What is needed -> Using the data below, determine the number of lines that include the string "right". Write only that number.

^^^^

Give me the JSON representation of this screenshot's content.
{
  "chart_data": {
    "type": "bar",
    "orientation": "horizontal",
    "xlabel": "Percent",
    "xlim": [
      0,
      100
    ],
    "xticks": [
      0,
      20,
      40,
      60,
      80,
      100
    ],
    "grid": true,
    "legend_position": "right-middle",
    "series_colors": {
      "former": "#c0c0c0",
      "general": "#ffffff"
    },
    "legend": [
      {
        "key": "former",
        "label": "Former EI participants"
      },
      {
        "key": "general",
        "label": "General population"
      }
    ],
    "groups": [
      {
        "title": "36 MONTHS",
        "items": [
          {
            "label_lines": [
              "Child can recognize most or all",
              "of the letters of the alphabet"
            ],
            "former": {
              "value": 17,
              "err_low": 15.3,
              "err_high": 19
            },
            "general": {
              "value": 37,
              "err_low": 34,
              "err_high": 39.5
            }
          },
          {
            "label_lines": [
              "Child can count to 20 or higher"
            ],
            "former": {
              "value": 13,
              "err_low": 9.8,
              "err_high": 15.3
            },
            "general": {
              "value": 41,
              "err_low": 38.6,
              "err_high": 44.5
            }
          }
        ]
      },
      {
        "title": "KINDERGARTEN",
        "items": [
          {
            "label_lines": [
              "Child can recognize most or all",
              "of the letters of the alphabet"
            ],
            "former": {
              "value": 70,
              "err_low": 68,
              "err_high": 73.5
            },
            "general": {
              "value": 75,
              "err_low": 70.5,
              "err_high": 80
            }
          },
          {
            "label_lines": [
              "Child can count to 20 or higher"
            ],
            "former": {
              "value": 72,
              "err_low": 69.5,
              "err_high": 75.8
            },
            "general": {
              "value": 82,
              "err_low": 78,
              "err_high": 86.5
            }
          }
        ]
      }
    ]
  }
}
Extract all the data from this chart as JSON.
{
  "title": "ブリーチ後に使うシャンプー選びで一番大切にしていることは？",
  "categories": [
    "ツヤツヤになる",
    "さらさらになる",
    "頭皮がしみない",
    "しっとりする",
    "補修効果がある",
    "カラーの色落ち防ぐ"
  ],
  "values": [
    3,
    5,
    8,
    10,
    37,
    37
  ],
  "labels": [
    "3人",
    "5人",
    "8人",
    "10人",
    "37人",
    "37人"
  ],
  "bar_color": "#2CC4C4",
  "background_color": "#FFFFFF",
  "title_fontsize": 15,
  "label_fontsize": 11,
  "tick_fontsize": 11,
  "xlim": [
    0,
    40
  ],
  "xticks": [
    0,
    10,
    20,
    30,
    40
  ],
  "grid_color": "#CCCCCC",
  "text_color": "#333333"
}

^^^^

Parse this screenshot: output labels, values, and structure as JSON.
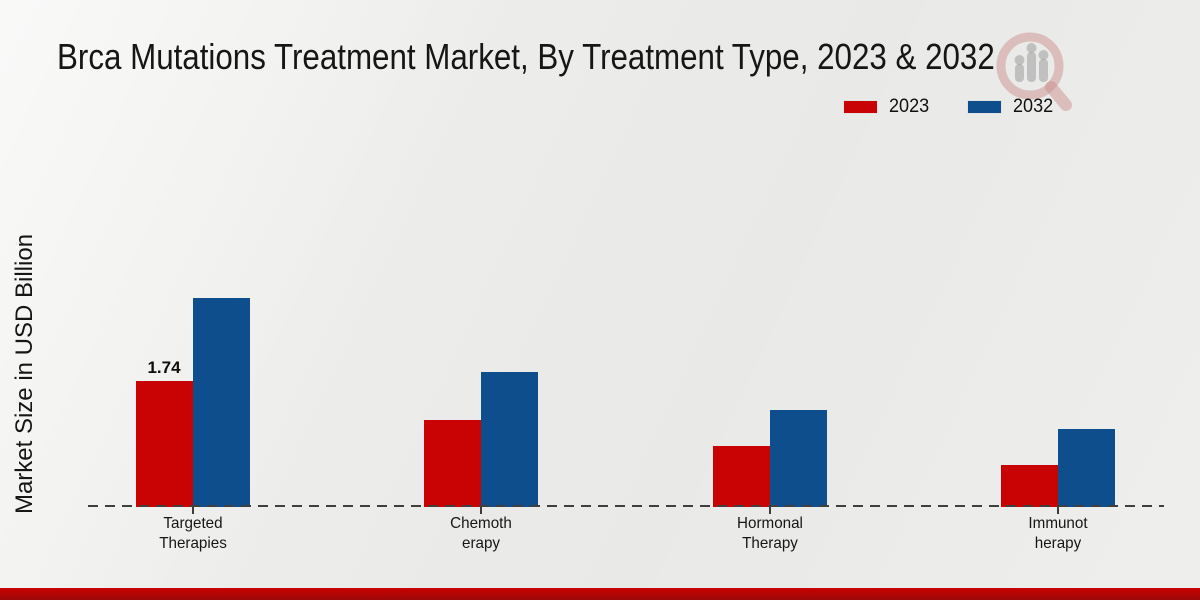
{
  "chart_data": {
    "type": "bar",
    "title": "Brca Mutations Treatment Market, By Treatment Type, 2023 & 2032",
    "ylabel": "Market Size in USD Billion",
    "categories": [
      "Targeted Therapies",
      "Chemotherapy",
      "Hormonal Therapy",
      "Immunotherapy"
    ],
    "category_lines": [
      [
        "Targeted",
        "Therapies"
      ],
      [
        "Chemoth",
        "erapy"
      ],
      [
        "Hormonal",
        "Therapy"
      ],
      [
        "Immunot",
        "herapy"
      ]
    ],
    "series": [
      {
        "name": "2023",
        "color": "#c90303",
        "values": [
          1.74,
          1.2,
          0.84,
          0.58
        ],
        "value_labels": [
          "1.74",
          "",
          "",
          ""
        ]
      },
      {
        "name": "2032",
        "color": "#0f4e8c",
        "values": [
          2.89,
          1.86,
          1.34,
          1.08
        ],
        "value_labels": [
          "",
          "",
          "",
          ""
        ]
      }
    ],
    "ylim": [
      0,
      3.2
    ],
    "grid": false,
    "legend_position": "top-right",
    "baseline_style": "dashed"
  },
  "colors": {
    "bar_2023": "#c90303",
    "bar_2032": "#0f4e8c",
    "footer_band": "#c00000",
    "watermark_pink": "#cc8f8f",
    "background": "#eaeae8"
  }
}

^^^^

Answer to the task -> 2